Votre objectif>
Dans l'extrait sur le roman, comment s'appelle le fils de Sanjay et d'Agnès ? Répondez en quelques mots, s'il vous plaît.

Extrait source>
────────────────
C’est un roman pour le moins étrange : détournant les formes reconnues du roman de formation, jouant avec les règles de la narration classique, comme l’enchâssement des récits, il dit aussi nos plus extrêmes modernités et la créolisation dont elles sont la marque, à partir des mythes les plus lointains de la tradition hindouiste. Il rappelle aussi combien les littératures insulaires offrent du monde une vision décentrée, tant elles sont fondées sur des sources complexes.


Sanjay, jeune mauricien orphelin dès l’enfance, connaît les stades successifs d’une initiation reçue presque par inadvertance, voire dans l’indifférence : élevé dans le désamour de ses oncles et tantes, il est le disciple de plusieurs gourous, à Maurice, puis se retrouve employé chargé de la comptabilité d’un commerce de riz. C’est là qu’il fait la rencontre d’une dame allemande quelque peu excentrique, frau Beate, qui l’adopte, et l’emmène avec lui à Berlin.
Il y découvre l’Allemagne de l’ère du post-communisme, y rencontre l’amour avec Agnès, avant que frau Beate ne l’emmène accomplir une dernière mission dans l’Himalaya, à proximité du Mont Kaïlash, cette montagne inconquise qui est, selon la tradition, la demeure de Shiva et de Pârvatî. C’est là que, pendant une année, Sanjay reçoit réellement l’initiation. L’épilogue le montre faisant retour à Maurice, en compagnie de son épouse Agnès, et de leur fils, Hans.

C’est surtout le récit d’une quête de soi, à la fois dans l’attention la plus extrême à la forme que prend la succession des événements qui dessinent le labyrinthe d’une existence, et le jeu subtil que prend le sens même de cette construction hasardeuse. Mais le projet n’est pas de s’envoler, tel Icare, dans l’espace azuréen, dans une élévation qui pourrait elle aussi s’achever dans le désastre : la révélation du mont sacré conduit bien au contraire à l’acceptation de l’intériorité, et de la modénature intime : les ombres et les lumières que rencontre Sanjay sont bien celles de son propre labyrinthe spirituel.

Le roman est ainsi subtilement travaillé par un double registre : celui de la traversée des espaces et des temps, de l’île Maurice à l’Inde, en passant par l’Allemagne, d’un être que tous les événements qu’il subit pourraient contraindre au renoncement ; celui des histoires et des cultures, qui alimentent sans relâche la prégnance d’images et d’apparitions qui le hantent, en particulier le retour dans les rêves de la figure de la Grande Mère.
C’est surtout une manière de dire le monde et la modernité depuis une extériorité qui n’est que fortuite, tant les occidentaux justement sont travaillés par leur propre ethnocentralité que les tenants des théories racialistes avaient cherché paradoxalement à fonder dans l’ailleurs, notamment les massifs himalayens.
────────────────
Données fournies>
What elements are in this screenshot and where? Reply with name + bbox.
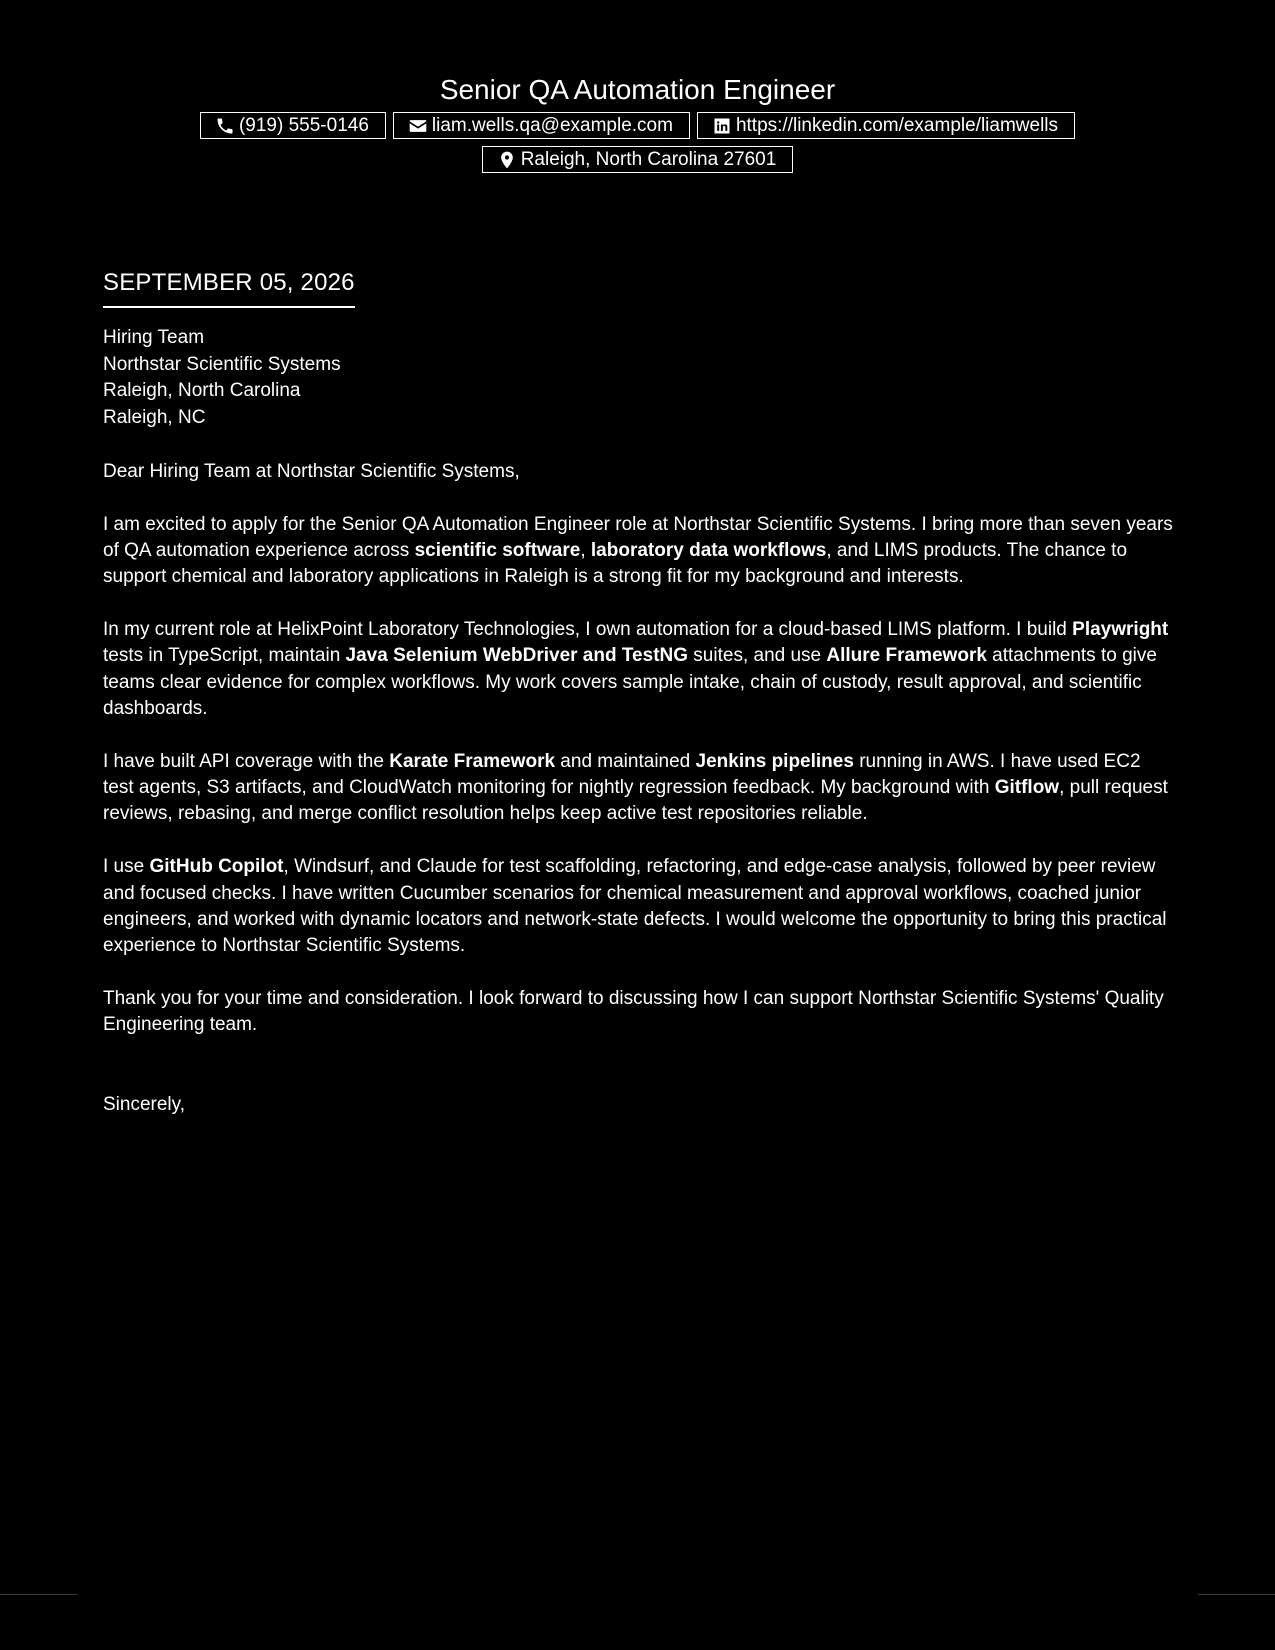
────────────────
Résultat de l'exercice>
Leur fils s'appelle Hans.